GIVEN EXERCISE:
The records that follow should be retyped word for word.
--- DATA EXTRACT ---
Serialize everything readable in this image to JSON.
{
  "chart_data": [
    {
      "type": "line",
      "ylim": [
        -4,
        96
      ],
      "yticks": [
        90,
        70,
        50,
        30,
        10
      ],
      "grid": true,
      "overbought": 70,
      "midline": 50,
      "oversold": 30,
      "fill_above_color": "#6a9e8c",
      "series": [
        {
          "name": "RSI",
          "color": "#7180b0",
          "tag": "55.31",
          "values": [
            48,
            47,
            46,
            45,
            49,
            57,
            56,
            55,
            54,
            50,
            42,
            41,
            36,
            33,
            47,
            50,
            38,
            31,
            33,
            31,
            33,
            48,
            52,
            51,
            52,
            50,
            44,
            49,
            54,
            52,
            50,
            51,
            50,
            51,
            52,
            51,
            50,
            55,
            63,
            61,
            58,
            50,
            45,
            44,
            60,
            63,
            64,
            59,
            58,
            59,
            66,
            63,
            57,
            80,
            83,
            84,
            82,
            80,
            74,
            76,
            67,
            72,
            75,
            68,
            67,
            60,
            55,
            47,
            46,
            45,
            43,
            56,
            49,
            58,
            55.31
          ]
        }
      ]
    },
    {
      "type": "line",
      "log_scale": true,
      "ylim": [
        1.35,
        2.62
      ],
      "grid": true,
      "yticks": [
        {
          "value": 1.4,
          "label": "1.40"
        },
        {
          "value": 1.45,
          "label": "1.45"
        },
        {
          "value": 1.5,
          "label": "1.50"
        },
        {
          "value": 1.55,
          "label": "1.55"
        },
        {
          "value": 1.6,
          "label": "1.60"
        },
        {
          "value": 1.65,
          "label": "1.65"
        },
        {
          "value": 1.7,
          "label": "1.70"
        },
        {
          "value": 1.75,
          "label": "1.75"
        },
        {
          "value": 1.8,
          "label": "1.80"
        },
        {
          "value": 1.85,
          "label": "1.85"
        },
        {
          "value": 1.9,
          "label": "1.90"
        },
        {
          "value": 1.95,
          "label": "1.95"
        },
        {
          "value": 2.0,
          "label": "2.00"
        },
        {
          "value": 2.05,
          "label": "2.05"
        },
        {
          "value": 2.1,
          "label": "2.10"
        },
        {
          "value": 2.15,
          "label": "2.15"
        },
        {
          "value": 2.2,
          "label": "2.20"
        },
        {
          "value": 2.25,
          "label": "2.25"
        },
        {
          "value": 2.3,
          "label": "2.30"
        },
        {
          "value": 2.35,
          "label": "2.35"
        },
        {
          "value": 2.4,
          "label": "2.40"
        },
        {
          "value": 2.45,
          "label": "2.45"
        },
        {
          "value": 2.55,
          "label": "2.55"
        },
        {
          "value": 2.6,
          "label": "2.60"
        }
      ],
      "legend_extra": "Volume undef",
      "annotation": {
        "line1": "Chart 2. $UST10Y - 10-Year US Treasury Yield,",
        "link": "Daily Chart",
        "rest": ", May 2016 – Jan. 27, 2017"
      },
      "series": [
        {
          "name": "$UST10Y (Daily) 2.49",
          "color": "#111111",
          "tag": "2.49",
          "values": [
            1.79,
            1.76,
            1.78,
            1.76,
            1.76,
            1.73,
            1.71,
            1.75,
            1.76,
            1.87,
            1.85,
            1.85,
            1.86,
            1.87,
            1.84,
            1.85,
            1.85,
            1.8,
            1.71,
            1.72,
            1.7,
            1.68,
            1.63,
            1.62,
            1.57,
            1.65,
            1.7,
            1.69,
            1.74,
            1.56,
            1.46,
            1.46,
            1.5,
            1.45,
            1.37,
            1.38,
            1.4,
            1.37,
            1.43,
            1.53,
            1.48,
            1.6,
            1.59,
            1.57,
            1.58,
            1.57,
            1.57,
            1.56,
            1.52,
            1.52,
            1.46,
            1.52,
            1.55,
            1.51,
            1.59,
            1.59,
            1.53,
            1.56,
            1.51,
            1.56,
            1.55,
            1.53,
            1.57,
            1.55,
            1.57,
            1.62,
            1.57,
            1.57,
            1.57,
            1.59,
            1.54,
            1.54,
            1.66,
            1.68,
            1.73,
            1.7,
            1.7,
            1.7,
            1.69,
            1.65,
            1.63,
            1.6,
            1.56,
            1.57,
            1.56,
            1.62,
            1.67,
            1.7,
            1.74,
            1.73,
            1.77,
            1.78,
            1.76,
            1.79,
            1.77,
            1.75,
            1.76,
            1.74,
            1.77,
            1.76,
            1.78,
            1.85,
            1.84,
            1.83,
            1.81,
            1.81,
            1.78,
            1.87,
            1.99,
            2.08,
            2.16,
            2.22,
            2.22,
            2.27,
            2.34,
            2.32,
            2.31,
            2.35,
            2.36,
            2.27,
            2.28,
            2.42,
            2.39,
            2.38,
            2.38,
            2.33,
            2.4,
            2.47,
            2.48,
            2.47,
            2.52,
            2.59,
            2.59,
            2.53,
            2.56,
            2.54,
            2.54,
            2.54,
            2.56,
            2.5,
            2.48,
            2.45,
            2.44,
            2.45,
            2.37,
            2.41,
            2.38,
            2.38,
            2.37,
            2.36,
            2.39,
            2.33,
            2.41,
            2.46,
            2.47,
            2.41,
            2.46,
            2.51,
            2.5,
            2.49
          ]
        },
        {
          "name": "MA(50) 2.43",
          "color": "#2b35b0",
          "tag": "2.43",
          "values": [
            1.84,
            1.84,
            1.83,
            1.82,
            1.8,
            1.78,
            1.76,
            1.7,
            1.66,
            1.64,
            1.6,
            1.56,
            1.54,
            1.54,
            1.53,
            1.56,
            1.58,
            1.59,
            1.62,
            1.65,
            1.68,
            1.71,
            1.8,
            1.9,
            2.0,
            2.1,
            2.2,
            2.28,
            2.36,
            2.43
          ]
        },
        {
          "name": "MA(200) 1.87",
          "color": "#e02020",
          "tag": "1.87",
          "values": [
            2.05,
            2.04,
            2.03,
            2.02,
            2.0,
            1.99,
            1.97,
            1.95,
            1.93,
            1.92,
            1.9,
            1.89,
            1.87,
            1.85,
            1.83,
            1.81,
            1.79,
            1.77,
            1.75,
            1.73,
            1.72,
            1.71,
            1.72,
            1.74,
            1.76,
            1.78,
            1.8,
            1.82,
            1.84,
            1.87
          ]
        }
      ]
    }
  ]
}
---
OUTPUT FOR THIS TASK:
Serialize everything readable in this image to JSON.
{
  "chart_data": [
    {
      "type": "line",
      "ylim": [
        -4,
        96
      ],
      "yticks": [
        90,
        70,
        50,
        30,
        10
      ],
      "grid": true,
      "overbought": 70,
      "midline": 50,
      "oversold": 30,
      "fill_above_color": "#6a9e8c",
      "series": [
        {
          "name": "RSI",
          "color": "#7180b0",
          "tag": "55.31",
          "values": [
            48,
            47,
            46,
            45,
            49,
            57,
            56,
            55,
            54,
            50,
            42,
            41,
            36,
            33,
            47,
            50,
            38,
            31,
            33,
            31,
            33,
            48,
            52,
            51,
            52,
            50,
            44,
            49,
            54,
            52,
            50,
            51,
            50,
            51,
            52,
            51,
            50,
            55,
            63,
            61,
            58,
            50,
            45,
            44,
            60,
            63,
            64,
            59,
            58,
            59,
            66,
            63,
            57,
            80,
            83,
            84,
            82,
            80,
            74,
            76,
            67,
            72,
            75,
            68,
            67,
            60,
            55,
            47,
            46,
            45,
            43,
            56,
            49,
            58,
            55.31
          ]
        }
      ]
    },
    {
      "type": "line",
      "log_scale": true,
      "ylim": [
        1.35,
        2.62
      ],
      "grid": true,
      "yticks": [
        {
          "value": 1.4,
          "label": "1.40"
        },
        {
          "value": 1.45,
          "label": "1.45"
        },
        {
          "value": 1.5,
          "label": "1.50"
        },
        {
          "value": 1.55,
          "label": "1.55"
        },
        {
          "value": 1.6,
          "label": "1.60"
        },
        {
          "value": 1.65,
          "label": "1.65"
        },
        {
          "value": 1.7,
          "label": "1.70"
        },
        {
          "value": 1.75,
          "label": "1.75"
        },
        {
          "value": 1.8,
          "label": "1.80"
        },
        {
          "value": 1.85,
          "label": "1.85"
        },
        {
          "value": 1.9,
          "label": "1.90"
        },
        {
          "value": 1.95,
          "label": "1.95"
        },
        {
          "value": 2.0,
          "label": "2.00"
        },
        {
          "value": 2.05,
          "label": "2.05"
        },
        {
          "value": 2.1,
          "label": "2.10"
        },
        {
          "value": 2.15,
          "label": "2.15"
        },
        {
          "value": 2.2,
          "label": "2.20"
        },
        {
          "value": 2.25,
          "label": "2.25"
        },
        {
          "value": 2.3,
          "label": "2.30"
        },
        {
          "value": 2.35,
          "label": "2.35"
        },
        {
          "value": 2.4,
          "label": "2.40"
        },
        {
          "value": 2.45,
          "label": "2.45"
        },
        {
          "value": 2.55,
          "label": "2.55"
        },
        {
          "value": 2.6,
          "label": "2.60"
        }
      ],
      "legend_extra": "Volume undef",
      "annotation": {
        "line1": "Chart 2. $UST10Y - 10-Year US Treasury Yield,",
        "link": "Daily Chart",
        "rest": ", May 2016 – Jan. 27, 2017"
      },
      "series": [
        {
          "name": "$UST10Y (Daily) 2.49",
          "color": "#111111",
          "tag": "2.49",
          "values": [
            1.79,
            1.76,
            1.78,
            1.76,
            1.76,
            1.73,
            1.71,
            1.75,
            1.76,
            1.87,
            1.85,
            1.85,
            1.86,
            1.87,
            1.84,
            1.85,
            1.85,
            1.8,
            1.71,
            1.72,
            1.7,
            1.68,
            1.63,
            1.62,
            1.57,
            1.65,
            1.7,
            1.69,
            1.74,
            1.56,
            1.46,
            1.46,
            1.5,
            1.45,
            1.37,
            1.38,
            1.4,
            1.37,
            1.43,
            1.53,
            1.48,
            1.6,
            1.59,
            1.57,
            1.58,
            1.57,
            1.57,
            1.56,
            1.52,
            1.52,
            1.46,
            1.52,
            1.55,
            1.51,
            1.59,
            1.59,
            1.53,
            1.56,
            1.51,
            1.56,
            1.55,
            1.53,
            1.57,
            1.55,
            1.57,
            1.62,
            1.57,
            1.57,
            1.57,
            1.59,
            1.54,
            1.54,
            1.66,
            1.68,
            1.73,
            1.7,
            1.7,
            1.7,
            1.69,
            1.65,
            1.63,
            1.6,
            1.56,
            1.57,
            1.56,
            1.62,
            1.67,
            1.7,
            1.74,
            1.73,
            1.77,
            1.78,
            1.76,
            1.79,
            1.77,
            1.75,
            1.76,
            1.74,
            1.77,
            1.76,
            1.78,
            1.85,
            1.84,
            1.83,
            1.81,
            1.81,
            1.78,
            1.87,
            1.99,
            2.08,
            2.16,
            2.22,
            2.22,
            2.27,
            2.34,
            2.32,
            2.31,
            2.35,
            2.36,
            2.27,
            2.28,
            2.42,
            2.39,
            2.38,
            2.38,
            2.33,
            2.4,
            2.47,
            2.48,
            2.47,
            2.52,
            2.59,
            2.59,
            2.53,
            2.56,
            2.54,
            2.54,
            2.54,
            2.56,
            2.5,
            2.48,
            2.45,
            2.44,
            2.45,
            2.37,
            2.41,
            2.38,
            2.38,
            2.37,
            2.36,
            2.39,
            2.33,
            2.41,
            2.46,
            2.47,
            2.41,
            2.46,
            2.51,
            2.5,
            2.49
          ]
        },
        {
          "name": "MA(50) 2.43",
          "color": "#2b35b0",
          "tag": "2.43",
          "values": [
            1.84,
            1.84,
            1.83,
            1.82,
            1.8,
            1.78,
            1.76,
            1.7,
            1.66,
            1.64,
            1.6,
            1.56,
            1.54,
            1.54,
            1.53,
            1.56,
            1.58,
            1.59,
            1.62,
            1.65,
            1.68,
            1.71,
            1.8,
            1.9,
            2.0,
            2.1,
            2.2,
            2.28,
            2.36,
            2.43
          ]
        },
        {
          "name": "MA(200) 1.87",
          "color": "#e02020",
          "tag": "1.87",
          "values": [
            2.05,
            2.04,
            2.03,
            2.02,
            2.0,
            1.99,
            1.97,
            1.95,
            1.93,
            1.92,
            1.9,
            1.89,
            1.87,
            1.85,
            1.83,
            1.81,
            1.79,
            1.77,
            1.75,
            1.73,
            1.72,
            1.71,
            1.72,
            1.74,
            1.76,
            1.78,
            1.8,
            1.82,
            1.84,
            1.87
          ]
        }
      ]
    }
  ]
}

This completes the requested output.